[start]
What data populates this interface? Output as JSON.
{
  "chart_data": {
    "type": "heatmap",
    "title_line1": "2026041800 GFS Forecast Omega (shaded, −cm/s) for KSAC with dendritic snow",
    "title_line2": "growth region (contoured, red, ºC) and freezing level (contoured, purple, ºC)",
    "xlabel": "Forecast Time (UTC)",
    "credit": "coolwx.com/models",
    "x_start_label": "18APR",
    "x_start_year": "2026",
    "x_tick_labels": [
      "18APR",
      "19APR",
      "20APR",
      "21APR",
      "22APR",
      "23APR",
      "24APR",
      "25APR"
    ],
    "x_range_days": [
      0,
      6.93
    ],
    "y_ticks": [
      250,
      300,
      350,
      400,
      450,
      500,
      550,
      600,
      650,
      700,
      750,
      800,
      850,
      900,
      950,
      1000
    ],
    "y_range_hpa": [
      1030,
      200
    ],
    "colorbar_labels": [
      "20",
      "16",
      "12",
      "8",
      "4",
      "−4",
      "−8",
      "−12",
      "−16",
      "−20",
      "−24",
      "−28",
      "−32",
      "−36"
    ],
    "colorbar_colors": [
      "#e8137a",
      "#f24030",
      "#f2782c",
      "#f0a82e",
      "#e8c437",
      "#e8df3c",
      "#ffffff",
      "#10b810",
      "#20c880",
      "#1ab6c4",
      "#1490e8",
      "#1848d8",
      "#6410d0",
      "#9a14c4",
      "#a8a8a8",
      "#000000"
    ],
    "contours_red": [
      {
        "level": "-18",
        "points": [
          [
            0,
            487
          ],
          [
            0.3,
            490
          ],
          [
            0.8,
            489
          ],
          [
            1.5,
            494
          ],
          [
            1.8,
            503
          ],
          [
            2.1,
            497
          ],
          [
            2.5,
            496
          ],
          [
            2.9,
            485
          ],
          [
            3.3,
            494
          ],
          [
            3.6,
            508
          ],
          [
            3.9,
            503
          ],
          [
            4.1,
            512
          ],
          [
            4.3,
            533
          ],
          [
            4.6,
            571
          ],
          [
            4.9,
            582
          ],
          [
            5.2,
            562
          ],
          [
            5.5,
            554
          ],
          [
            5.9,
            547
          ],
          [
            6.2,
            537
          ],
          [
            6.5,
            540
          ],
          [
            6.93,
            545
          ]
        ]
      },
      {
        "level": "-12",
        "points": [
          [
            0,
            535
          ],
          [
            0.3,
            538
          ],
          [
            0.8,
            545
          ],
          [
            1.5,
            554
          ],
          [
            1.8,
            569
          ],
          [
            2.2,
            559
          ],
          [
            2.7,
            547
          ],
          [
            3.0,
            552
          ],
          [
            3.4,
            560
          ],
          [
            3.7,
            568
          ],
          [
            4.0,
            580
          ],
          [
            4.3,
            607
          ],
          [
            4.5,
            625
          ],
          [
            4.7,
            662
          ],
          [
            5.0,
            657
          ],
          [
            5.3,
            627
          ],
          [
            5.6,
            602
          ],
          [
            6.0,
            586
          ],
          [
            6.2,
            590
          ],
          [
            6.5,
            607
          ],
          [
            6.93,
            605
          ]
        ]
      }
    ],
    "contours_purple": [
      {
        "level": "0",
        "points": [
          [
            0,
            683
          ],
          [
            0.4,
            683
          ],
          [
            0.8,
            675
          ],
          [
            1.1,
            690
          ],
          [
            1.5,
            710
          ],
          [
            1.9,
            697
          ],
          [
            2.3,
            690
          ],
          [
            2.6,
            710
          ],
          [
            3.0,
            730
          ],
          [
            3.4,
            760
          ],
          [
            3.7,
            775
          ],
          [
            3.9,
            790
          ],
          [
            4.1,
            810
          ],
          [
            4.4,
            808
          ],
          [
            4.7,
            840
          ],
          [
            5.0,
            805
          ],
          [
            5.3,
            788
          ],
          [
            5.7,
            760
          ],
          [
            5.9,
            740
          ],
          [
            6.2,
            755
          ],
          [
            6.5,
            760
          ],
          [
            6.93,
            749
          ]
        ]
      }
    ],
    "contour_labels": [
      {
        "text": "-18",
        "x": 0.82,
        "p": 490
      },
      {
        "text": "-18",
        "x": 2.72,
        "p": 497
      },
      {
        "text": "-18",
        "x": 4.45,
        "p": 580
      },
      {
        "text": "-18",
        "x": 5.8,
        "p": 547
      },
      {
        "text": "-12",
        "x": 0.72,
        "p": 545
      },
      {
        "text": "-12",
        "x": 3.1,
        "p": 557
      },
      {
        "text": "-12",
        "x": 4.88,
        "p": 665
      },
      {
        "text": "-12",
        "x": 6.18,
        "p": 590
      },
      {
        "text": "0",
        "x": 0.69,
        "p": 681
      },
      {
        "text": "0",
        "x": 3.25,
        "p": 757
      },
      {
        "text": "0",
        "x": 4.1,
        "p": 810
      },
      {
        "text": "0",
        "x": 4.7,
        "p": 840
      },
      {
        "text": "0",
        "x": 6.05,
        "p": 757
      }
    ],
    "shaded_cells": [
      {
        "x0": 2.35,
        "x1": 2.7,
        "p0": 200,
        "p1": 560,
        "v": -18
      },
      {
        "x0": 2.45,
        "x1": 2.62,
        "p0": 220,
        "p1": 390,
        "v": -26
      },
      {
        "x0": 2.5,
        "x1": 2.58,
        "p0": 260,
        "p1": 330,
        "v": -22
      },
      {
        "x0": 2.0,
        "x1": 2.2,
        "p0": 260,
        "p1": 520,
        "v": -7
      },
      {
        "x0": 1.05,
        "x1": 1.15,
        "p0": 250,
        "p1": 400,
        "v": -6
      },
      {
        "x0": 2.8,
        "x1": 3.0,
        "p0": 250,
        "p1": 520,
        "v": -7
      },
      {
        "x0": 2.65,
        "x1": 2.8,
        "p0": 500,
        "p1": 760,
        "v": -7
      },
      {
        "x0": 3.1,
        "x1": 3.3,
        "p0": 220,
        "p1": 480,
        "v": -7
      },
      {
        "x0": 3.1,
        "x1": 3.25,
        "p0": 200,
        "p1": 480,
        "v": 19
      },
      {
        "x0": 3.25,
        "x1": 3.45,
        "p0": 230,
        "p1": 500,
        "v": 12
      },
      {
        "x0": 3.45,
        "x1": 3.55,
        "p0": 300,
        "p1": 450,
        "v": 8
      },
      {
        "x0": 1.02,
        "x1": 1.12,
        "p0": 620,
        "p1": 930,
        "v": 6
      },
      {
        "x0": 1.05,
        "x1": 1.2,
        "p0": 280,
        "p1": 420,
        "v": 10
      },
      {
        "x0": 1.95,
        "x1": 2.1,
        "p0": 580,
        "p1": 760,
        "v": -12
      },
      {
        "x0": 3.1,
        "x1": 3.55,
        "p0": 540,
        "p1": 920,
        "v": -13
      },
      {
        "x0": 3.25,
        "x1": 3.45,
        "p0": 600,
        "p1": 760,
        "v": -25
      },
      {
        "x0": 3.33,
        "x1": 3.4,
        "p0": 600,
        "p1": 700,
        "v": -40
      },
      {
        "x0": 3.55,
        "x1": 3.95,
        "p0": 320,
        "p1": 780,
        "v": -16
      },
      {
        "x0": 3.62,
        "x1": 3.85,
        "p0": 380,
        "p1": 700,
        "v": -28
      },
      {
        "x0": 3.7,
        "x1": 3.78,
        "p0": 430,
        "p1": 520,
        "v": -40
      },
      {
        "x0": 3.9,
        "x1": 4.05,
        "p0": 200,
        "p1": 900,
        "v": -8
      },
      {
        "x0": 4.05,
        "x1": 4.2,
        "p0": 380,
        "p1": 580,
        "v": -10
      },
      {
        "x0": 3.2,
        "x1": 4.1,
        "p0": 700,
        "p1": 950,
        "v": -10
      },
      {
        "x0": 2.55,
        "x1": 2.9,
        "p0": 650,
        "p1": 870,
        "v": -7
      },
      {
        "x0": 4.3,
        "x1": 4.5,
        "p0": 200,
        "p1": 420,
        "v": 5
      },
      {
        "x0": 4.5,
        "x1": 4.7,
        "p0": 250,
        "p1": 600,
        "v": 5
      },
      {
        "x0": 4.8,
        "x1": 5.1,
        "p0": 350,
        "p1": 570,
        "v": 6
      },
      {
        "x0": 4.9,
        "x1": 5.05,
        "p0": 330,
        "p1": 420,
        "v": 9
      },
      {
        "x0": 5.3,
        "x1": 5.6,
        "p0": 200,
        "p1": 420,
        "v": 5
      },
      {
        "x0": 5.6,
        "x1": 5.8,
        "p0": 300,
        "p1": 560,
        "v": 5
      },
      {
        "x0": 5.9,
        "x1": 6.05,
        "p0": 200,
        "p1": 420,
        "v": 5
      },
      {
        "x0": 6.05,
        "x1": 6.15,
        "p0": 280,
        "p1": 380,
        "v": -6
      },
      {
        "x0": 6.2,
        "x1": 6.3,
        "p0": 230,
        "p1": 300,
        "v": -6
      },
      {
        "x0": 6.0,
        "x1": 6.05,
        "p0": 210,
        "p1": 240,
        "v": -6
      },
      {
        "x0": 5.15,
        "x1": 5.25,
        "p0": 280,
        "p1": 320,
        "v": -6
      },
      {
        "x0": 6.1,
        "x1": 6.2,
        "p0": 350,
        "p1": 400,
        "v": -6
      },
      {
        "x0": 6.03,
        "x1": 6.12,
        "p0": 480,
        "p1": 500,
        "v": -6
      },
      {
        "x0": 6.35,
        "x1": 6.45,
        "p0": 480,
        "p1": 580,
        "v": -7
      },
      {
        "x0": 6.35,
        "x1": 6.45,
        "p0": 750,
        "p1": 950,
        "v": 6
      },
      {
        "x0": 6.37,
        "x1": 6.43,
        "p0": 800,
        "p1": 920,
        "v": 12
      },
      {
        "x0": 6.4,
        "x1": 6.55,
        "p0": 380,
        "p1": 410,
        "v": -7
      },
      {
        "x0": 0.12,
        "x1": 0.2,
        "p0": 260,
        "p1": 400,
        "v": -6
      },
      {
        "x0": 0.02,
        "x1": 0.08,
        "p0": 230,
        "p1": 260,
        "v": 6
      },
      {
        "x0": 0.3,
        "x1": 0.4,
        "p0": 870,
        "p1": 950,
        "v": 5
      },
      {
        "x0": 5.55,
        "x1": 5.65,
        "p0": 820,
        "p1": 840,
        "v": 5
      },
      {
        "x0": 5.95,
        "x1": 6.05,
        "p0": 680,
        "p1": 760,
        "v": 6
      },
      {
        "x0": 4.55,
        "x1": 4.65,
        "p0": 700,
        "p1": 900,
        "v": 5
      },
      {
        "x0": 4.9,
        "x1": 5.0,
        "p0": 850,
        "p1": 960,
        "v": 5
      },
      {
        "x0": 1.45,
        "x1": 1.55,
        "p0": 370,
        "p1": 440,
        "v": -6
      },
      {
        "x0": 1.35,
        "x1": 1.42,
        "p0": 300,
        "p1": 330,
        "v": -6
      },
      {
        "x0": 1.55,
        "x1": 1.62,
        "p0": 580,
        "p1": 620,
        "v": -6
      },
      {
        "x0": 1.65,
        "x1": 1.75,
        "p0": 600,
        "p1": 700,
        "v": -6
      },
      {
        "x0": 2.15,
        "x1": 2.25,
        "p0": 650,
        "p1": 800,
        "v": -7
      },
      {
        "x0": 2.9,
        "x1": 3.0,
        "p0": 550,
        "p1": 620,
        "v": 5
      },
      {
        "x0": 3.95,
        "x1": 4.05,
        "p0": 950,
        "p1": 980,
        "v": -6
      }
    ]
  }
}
[end]
Task directions ->
Copy each line of the data above that holds "level".

Result of this task ->
    "title_line2": "growth region (contoured, red, ºC) and freezing level (contoured, purple, ºC)",
        "level": "-18",
        "level": "-12",
        "level": "0",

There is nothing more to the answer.